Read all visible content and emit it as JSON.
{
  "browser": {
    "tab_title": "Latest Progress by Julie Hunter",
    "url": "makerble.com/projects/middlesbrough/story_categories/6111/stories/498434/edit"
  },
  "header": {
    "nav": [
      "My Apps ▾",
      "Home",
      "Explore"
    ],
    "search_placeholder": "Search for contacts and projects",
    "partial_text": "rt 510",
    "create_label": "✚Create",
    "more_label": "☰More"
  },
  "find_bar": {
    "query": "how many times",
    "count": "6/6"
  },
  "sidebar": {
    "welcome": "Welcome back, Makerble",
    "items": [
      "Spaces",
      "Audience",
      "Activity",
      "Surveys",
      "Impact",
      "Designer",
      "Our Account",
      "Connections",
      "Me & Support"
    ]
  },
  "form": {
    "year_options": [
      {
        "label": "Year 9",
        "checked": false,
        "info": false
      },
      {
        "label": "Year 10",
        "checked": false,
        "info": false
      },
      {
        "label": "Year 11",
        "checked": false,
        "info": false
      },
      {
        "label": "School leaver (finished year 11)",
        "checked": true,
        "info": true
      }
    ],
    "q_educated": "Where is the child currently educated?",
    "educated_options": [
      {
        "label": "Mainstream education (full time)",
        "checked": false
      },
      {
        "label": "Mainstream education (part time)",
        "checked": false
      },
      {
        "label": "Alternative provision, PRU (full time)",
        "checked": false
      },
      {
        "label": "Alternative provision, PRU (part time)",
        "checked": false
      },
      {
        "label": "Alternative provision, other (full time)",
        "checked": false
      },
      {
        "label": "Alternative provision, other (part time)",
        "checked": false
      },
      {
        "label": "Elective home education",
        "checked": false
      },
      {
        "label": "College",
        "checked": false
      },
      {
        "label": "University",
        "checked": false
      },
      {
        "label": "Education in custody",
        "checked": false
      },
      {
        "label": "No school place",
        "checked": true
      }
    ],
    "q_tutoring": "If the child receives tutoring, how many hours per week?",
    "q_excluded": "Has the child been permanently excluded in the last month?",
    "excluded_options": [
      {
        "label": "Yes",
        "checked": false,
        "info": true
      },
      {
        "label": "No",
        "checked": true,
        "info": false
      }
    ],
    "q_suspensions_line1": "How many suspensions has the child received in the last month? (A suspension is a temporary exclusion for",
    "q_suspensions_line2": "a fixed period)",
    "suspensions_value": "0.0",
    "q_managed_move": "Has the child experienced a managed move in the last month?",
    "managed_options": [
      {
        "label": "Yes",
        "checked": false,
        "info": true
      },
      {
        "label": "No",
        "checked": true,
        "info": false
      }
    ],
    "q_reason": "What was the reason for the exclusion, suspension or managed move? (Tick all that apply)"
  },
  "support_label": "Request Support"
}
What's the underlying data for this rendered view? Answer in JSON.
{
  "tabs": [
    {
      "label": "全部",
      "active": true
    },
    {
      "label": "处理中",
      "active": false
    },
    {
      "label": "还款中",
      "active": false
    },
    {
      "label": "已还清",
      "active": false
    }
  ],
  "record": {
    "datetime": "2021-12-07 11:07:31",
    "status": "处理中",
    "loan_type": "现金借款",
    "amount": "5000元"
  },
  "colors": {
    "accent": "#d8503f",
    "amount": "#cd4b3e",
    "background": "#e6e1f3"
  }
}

################

§ Given request
Restate every entry word for word.

§ Solution for this problem
Read all visible content and emit it as JSON.
{
  "browser": {
    "tab_title": "Latest Progress by Julie Hunter",
    "url": "makerble.com/projects/middlesbrough/story_categories/6111/stories/498434/edit"
  },
  "header": {
    "nav": [
      "My Apps ▾",
      "Home",
      "Explore"
    ],
    "search_placeholder": "Search for contacts and projects",
    "partial_text": "rt 510",
    "create_label": "✚Create",
    "more_label": "☰More"
  },
  "find_bar": {
    "query": "how many times",
    "count": "6/6"
  },
  "sidebar": {
    "welcome": "Welcome back, Makerble",
    "items": [
      "Spaces",
      "Audience",
      "Activity",
      "Surveys",
      "Impact",
      "Designer",
      "Our Account",
      "Connections",
      "Me & Support"
    ]
  },
  "form": {
    "year_options": [
      {
        "label": "Year 9",
        "checked": false,
        "info": false
      },
      {
        "label": "Year 10",
        "checked": false,
        "info": false
      },
      {
        "label": "Year 11",
        "checked": false,
        "info": false
      },
      {
        "label": "School leaver (finished year 11)",
        "checked": true,
        "info": true
      }
    ],
    "q_educated": "Where is the child currently educated?",
    "educated_options": [
      {
        "label": "Mainstream education (full time)",
        "checked": false
      },
      {
        "label": "Mainstream education (part time)",
        "checked": false
      },
      {
        "label": "Alternative provision, PRU (full time)",
        "checked": false
      },
      {
        "label": "Alternative provision, PRU (part time)",
        "checked": false
      },
      {
        "label": "Alternative provision, other (full time)",
        "checked": false
      },
      {
        "label": "Alternative provision, other (part time)",
        "checked": false
      },
      {
        "label": "Elective home education",
        "checked": false
      },
      {
        "label": "College",
        "checked": false
      },
      {
        "label": "University",
        "checked": false
      },
      {
        "label": "Education in custody",
        "checked": false
      },
      {
        "label": "No school place",
        "checked": true
      }
    ],
    "q_tutoring": "If the child receives tutoring, how many hours per week?",
    "q_excluded": "Has the child been permanently excluded in the last month?",
    "excluded_options": [
      {
        "label": "Yes",
        "checked": false,
        "info": true
      },
      {
        "label": "No",
        "checked": true,
        "info": false
      }
    ],
    "q_suspensions_line1": "How many suspensions has the child received in the last month? (A suspension is a temporary exclusion for",
    "q_suspensions_line2": "a fixed period)",
    "suspensions_value": "0.0",
    "q_managed_move": "Has the child experienced a managed move in the last month?",
    "managed_options": [
      {
        "label": "Yes",
        "checked": false,
        "info": true
      },
      {
        "label": "No",
        "checked": true,
        "info": false
      }
    ],
    "q_reason": "What was the reason for the exclusion, suspension or managed move? (Tick all that apply)"
  },
  "support_label": "Request Support"
}
What's the underlying data for this rendered view? Answer in JSON.
{
  "tabs": [
    {
      "label": "全部",
      "active": true
    },
    {
      "label": "处理中",
      "active": false
    },
    {
      "label": "还款中",
      "active": false
    },
    {
      "label": "已还清",
      "active": false
    }
  ],
  "record": {
    "datetime": "2021-12-07 11:07:31",
    "status": "处理中",
    "loan_type": "现金借款",
    "amount": "5000元"
  },
  "colors": {
    "accent": "#d8503f",
    "amount": "#cd4b3e",
    "background": "#e6e1f3"
  }
}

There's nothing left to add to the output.